(Exercise) Pull each line holding the word "MARKETING" from the data.

(Stored records)

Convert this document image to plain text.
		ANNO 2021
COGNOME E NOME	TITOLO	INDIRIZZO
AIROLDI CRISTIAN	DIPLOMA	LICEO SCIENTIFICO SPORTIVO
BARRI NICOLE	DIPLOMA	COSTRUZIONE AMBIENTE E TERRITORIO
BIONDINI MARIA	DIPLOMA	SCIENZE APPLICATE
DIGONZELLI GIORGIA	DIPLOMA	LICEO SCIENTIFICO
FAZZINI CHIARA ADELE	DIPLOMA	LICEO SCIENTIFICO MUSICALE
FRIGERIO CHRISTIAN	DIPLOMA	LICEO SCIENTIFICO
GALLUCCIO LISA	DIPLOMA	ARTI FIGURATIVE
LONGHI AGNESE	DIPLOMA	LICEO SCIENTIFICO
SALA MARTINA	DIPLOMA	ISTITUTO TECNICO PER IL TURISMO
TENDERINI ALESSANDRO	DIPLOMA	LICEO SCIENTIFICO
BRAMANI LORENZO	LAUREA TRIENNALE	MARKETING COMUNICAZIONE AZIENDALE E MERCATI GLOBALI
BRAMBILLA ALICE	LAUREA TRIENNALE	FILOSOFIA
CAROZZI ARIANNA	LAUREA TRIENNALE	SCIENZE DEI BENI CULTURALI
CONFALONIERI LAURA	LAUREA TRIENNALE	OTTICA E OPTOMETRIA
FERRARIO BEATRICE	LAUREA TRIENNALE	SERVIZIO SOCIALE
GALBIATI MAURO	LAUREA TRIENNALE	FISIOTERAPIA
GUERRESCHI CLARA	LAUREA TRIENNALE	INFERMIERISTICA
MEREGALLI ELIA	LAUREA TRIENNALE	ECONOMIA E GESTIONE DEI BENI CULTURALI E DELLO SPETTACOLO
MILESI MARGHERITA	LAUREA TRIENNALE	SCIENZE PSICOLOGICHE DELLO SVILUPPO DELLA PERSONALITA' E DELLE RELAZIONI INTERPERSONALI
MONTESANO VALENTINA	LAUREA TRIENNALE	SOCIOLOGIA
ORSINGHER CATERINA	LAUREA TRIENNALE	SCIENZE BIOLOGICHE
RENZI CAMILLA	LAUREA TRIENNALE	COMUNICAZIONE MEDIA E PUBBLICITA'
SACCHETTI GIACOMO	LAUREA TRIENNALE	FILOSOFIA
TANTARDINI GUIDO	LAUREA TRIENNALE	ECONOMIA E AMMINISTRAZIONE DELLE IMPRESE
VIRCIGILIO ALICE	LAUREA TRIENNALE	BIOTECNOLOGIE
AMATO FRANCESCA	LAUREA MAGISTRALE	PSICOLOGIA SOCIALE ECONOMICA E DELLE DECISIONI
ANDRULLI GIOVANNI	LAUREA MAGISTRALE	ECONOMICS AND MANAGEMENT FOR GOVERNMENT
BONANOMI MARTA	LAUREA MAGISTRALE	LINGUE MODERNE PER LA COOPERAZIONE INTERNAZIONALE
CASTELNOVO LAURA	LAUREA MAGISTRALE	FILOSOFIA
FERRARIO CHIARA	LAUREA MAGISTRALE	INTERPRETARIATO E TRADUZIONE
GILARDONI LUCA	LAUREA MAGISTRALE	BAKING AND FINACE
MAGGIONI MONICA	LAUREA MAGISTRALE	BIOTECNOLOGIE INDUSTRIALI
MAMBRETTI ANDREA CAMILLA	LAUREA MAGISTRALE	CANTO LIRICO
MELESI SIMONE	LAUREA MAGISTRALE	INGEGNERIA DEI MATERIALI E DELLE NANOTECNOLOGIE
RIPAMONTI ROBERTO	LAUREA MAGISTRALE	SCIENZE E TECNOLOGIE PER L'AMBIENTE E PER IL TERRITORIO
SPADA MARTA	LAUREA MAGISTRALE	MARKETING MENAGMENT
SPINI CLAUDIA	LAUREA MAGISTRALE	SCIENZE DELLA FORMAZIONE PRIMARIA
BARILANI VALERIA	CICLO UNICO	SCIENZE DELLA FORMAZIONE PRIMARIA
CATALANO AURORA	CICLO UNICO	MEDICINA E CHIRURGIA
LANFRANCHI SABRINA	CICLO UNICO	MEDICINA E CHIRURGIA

(Right answer)
BRAMANI LORENZO	LAUREA TRIENNALE	MARKETING COMUNICAZIONE AZIENDALE E MERCATI GLOBALI
SPADA MARTA	LAUREA MAGISTRALE	MARKETING MENAGMENT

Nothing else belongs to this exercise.